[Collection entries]
* * * * *
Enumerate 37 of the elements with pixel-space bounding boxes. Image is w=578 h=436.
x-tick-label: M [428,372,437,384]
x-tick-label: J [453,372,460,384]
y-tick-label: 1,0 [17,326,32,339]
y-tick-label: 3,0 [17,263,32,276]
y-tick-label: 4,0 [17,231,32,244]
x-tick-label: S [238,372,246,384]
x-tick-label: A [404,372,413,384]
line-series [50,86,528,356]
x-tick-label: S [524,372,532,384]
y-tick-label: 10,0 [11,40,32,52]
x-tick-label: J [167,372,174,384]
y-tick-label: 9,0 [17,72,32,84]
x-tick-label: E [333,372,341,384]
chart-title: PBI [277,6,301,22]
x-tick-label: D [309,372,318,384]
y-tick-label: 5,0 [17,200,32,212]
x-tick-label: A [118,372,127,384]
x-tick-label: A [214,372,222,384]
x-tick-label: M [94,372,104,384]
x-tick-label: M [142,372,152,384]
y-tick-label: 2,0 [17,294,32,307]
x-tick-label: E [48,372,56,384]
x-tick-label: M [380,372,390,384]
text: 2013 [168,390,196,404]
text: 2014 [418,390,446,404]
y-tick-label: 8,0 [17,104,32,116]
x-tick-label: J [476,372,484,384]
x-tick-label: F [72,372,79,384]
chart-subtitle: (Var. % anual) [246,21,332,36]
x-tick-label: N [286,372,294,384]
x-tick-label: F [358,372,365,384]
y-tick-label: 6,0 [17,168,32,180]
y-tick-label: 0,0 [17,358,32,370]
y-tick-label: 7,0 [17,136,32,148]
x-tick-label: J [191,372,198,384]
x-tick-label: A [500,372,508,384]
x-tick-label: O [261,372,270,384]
* * * * *
What the task requires:
Reproduce each line of the items above word for word, character for character.

Response:
Enumerate 37 of the elements with pixel-space bounding boxes. Image is w=578 h=436.
x-tick-label: M [428,372,437,384]
x-tick-label: J [453,372,460,384]
y-tick-label: 1,0 [17,326,32,339]
y-tick-label: 3,0 [17,263,32,276]
y-tick-label: 4,0 [17,231,32,244]
x-tick-label: S [238,372,246,384]
x-tick-label: A [404,372,413,384]
line-series [50,86,528,356]
x-tick-label: S [524,372,532,384]
y-tick-label: 10,0 [11,40,32,52]
x-tick-label: J [167,372,174,384]
y-tick-label: 9,0 [17,72,32,84]
x-tick-label: E [333,372,341,384]
chart-title: PBI [277,6,301,22]
x-tick-label: D [309,372,318,384]
y-tick-label: 5,0 [17,200,32,212]
x-tick-label: A [118,372,127,384]
x-tick-label: A [214,372,222,384]
x-tick-label: M [94,372,104,384]
x-tick-label: M [142,372,152,384]
y-tick-label: 2,0 [17,294,32,307]
x-tick-label: E [48,372,56,384]
x-tick-label: M [380,372,390,384]
text: 2013 [168,390,196,404]
text: 2014 [418,390,446,404]
y-tick-label: 8,0 [17,104,32,116]
x-tick-label: J [476,372,484,384]
x-tick-label: F [72,372,79,384]
chart-subtitle: (Var. % anual) [246,21,332,36]
x-tick-label: N [286,372,294,384]
x-tick-label: F [358,372,365,384]
y-tick-label: 6,0 [17,168,32,180]
y-tick-label: 0,0 [17,358,32,370]
y-tick-label: 7,0 [17,136,32,148]
x-tick-label: J [191,372,198,384]
x-tick-label: A [500,372,508,384]
x-tick-label: O [261,372,270,384]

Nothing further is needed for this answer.